▶ Selected text:
┄┄┄┄┄┄
Search space constructs¶

This tutorial should give the reader a good understanding of how to write search spaces in DeepArchitect. All the visualizations generated in this tutorial can be found here.

Starting with a fixed Keras model¶

A simple example in Keras is a good starting point for understanding the search space representation language. DeepArchitect can be used with arbitrary frameworks (deep learning or otherwise) as the core codebase is composed mainly of wrappers. Consider the following example using Keras functional API pulled verbatim from here.

from keras.layers import Input, Dense
from keras.models import Model
from keras.utils import plot_model

inputs = Input(shape=(784,))
x = Dense(64, activation='relu')(inputs)
x = Dense(64, activation='relu')(x)
predictions = Dense(10, activation='softmax')(x)

Introducing independent hyperparameters¶

The code above defines a fixed two-layer network in Keras. Unfortunately, this code commits to specific values for the number of units and the activation type. A natural first step is to be less specific about these hyperparameters by searching over the number of layers and activations of each layer. We defined a few simple helper functions that allow us to take a function that returns a Keras layer and wraps it in a DeepArchitect module.

See below for a minimal adaptation of the above example in DeepArchitect.

import deep_architect.core as co
import deep_architect.modules as mo
import deep_architect.hyperparameters as hp
import deep_architect.helpers.keras_support as hke
from deep_architect.searchers.common import random_specify, specify

D = hp.Discrete
wrap_search_space_fn = lambda fn: mo.SearchSpaceFactory(fn).get_search_space


def dense(h_units, h_activation):
    return hke.siso_keras_module_from_keras_layer_fn(Dense, {
        "units": h_units,
        "activation": h_activation
    })


def search_space0():
    return mo.siso_sequential([
        dense(D([32, 64, 128, 256]), D(["relu", "sigmoid"])),
        dense(D([32, 64, 128, 256]), D(["relu", "sigmoid"])),
        dense(D([10]), D(["softmax"]))
    ])


(inputs, outputs) = wrap_search_space_fn(search_space0)()

This code defines a search space where the nonlinearities and number of units are chosen from a set of values rather than being fixed upfront. In this case, the hyperparameters are independent for each of the modules. The search space captures possible values for these hyperparameters.

In DeepArchitect, we have implemented some auxiliary tools to visualize the search search as a graph.
┄┄┄┄┄┄
▶ Records provided:

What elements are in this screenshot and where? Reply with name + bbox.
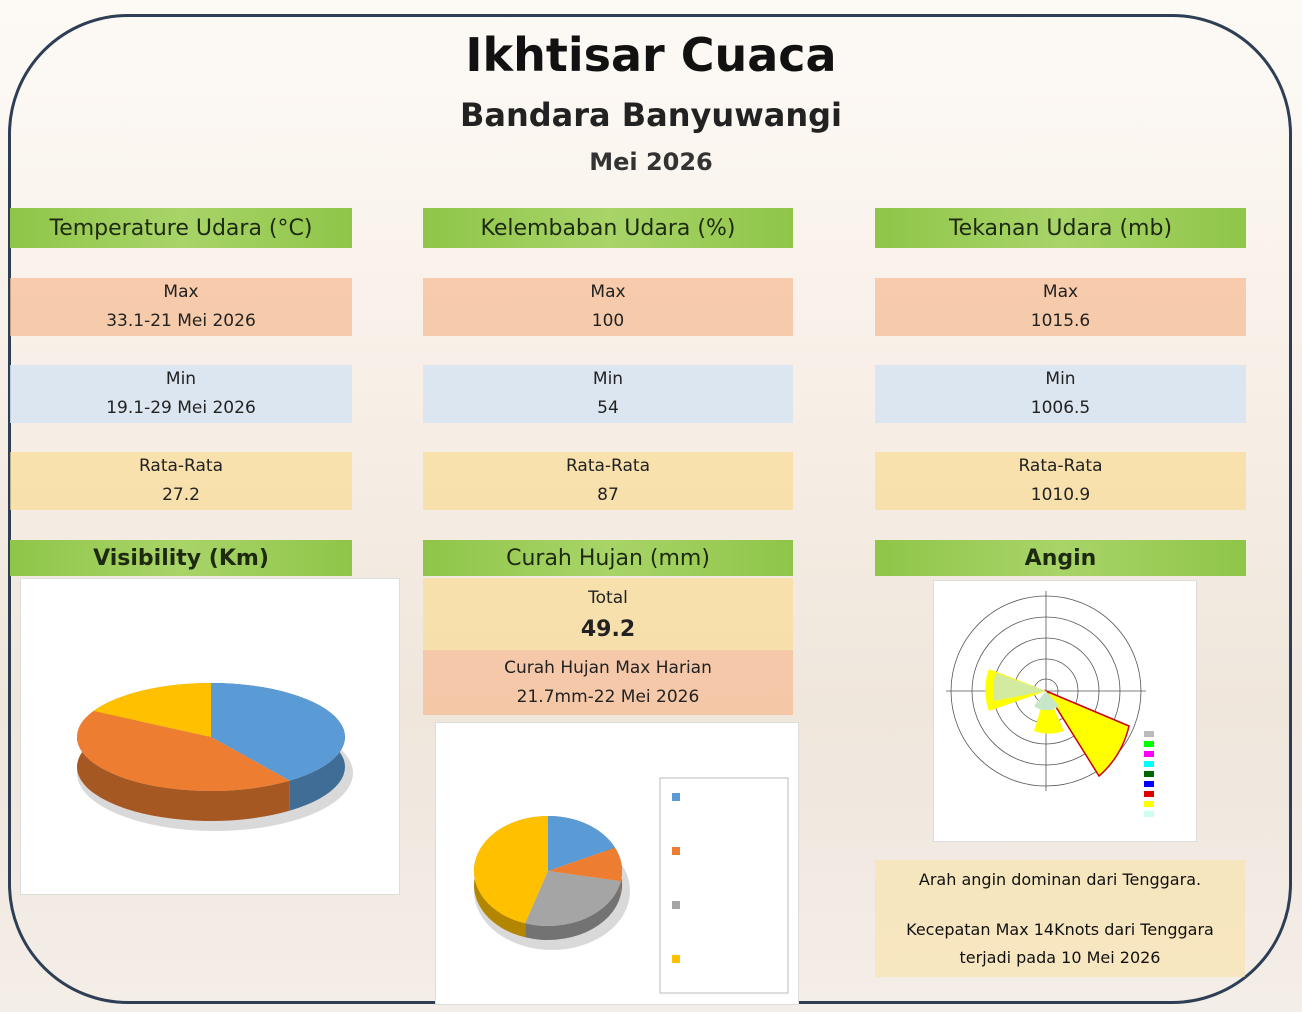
period: Mei 2026	[589, 148, 713, 176]
temperature-heading: Temperature Udara (°C)	[10, 208, 352, 248]
label: Min	[1045, 369, 1076, 389]
label: Rata-Rata	[1018, 456, 1103, 476]
rain-total: Total 49.2	[423, 578, 793, 650]
wind-rose	[946, 591, 1154, 817]
label: Max	[590, 282, 626, 302]
label: Min	[592, 369, 624, 389]
rain-heading: Curah Hujan (mm)	[423, 540, 793, 576]
pie-slice	[93, 683, 211, 737]
rain-chart	[474, 777, 789, 994]
wind-notes: Arah angin dominan dari Tenggara. Kecepa…	[875, 860, 1245, 977]
value: 1006.5	[1030, 398, 1091, 418]
pie-side	[77, 710, 290, 821]
temp-min: Min 19.1-29 Mei 2026	[10, 365, 352, 423]
visibility-panel	[20, 578, 400, 895]
label: Rata-Rata	[138, 456, 223, 476]
title: Ikhtisar Cuaca	[465, 28, 837, 82]
legend-box	[659, 777, 789, 994]
temp-max: Max 33.1-21 Mei 2026	[10, 278, 352, 336]
legend-marker	[672, 847, 680, 855]
label: Rata-Rata	[565, 456, 650, 476]
legend-marker	[672, 901, 680, 909]
value: 19.1-29 Mei 2026	[106, 398, 256, 418]
subtitle: Bandara Banyuwangi	[460, 96, 842, 134]
hum-max: Max 100	[423, 278, 793, 336]
value: 49.2	[580, 617, 636, 642]
pres-avg: Rata-Rata 1010.9	[875, 452, 1246, 510]
value: 100	[591, 311, 625, 331]
wind-heading: Angin	[875, 540, 1246, 576]
temp-avg: Rata-Rata 27.2	[10, 452, 352, 510]
pressure-heading: Tekanan Udara (mb)	[875, 208, 1246, 248]
label: Max	[1042, 282, 1079, 302]
visibility-chart	[77, 683, 353, 831]
value: 33.1-21 Mei 2026	[106, 311, 256, 331]
note: Arah angin dominan dari Tenggara.	[918, 869, 1202, 889]
pres-min: Min 1006.5	[875, 365, 1246, 423]
humidity-heading: Kelembaban Udara (%)	[423, 208, 793, 248]
pres-max: Max 1015.6	[875, 278, 1246, 336]
value: 87	[597, 485, 619, 505]
value: 1010.9	[1030, 485, 1091, 505]
rain-panel	[435, 722, 799, 1005]
label: Curah Hujan Max Harian	[504, 657, 712, 678]
hum-min: Min 54	[423, 365, 793, 423]
wind-rose-panel	[933, 580, 1197, 842]
legend-marker	[672, 955, 680, 963]
visibility-heading: Visibility (Km)	[10, 540, 352, 576]
value: 21.7mm-22 Mei 2026	[516, 686, 700, 707]
rain-max: Curah Hujan Max Harian 21.7mm-22 Mei 2026	[423, 650, 793, 715]
pie-slice	[548, 847, 622, 882]
label: Total	[588, 588, 628, 608]
value: 27.2	[162, 485, 200, 505]
pie-side	[525, 881, 621, 940]
pie-slice	[211, 683, 345, 781]
value: 1015.6	[1030, 311, 1091, 331]
value: 54	[597, 398, 619, 418]
label: Max	[163, 282, 199, 302]
pie-slice	[525, 871, 621, 926]
pie-slice	[548, 816, 615, 871]
note: Kecepatan Max 14Knots dari Tenggara terj…	[906, 919, 1214, 967]
label: Min	[165, 369, 197, 389]
pie-slice	[77, 710, 290, 791]
legend-marker	[672, 793, 680, 801]
pie-slice	[474, 816, 548, 924]
hum-avg: Rata-Rata 87	[423, 452, 793, 510]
┄┄┄┄┄┄
▶ Problems to work on:
a) Convert part of the rows into a Markdown table with the columns "No." and "Entry," numbering each line and leaving out blank lines. Begin at the row line that contains "148, 713, 176]" and stop after the row line that contains "683, 211, 737]".
b) Carry on the tutorial about DeepArchitect search spaces from the point where it stops.
The rows have no connection to the text on search spaces.

▶ The results:
a)
| No. | Entry |
|---|---|
| 1 | period: Mei 2026	[589, 148, 713, 176] |
| 2 | temperature-heading: Temperature Udara (°C)	[10, 208, 352, 248] |
| 3 | label: Min	[1045, 369, 1076, 389] |
| 4 | label: Rata-Rata	[1018, 456, 1103, 476] |
| 5 | rain-total: Total 49.2	[423, 578, 793, 650] |
| 6 | wind-rose	[946, 591, 1154, 817] |
| 7 | label: Max	[590, 282, 626, 302] |
| 8 | label: Min	[592, 369, 624, 389] |
| 9 | rain-heading: Curah Hujan (mm)	[423, 540, 793, 576] |
| 10 | pie-slice	[93, 683, 211, 737] |

b)
import deep_architect.visualization as vi
vi.draw_graph(
    outputs,
    draw_module_hyperparameter_info=False,
    graph_name='graph0_first')

The connections between modules are fixed. In the construction of the search space, all function calls return dictionaries of inputs and outputs. Typically, we use a searcher, but in this example we will use a simple function from the search tools that randomly chooses values for all unsassigned independent hyperparameters in the search space.

In the graph, modules are represented by rectangles and hyperparameters are represented by ovals. An edge between two rectangles represents the output of a module going into an input of the other modules. An edge between a rectangle and a oval represents a dependency of a module on a hyperparameter. Check here for all search space visualizations generated in this tutorial.

import deep_architect.searchers.common as seco
vs = seco.random_specify(outputs)
x = Input(shape=(784,))
co.forward({inputs["in"]: x})
y = outputs["out"].val
print(vs)

deep_architect.searchers.common.random_specify() iterates over independent hyperparameters that have not yet been assigned a value and chooses a value uniformly at random from the set of possible values. After all hyperparameters have been assigned values, we have the following search space:

vi.draw_graph(
    outputs,
    draw_module_hyperparameter_info=False,
    graph_name='graph0_last')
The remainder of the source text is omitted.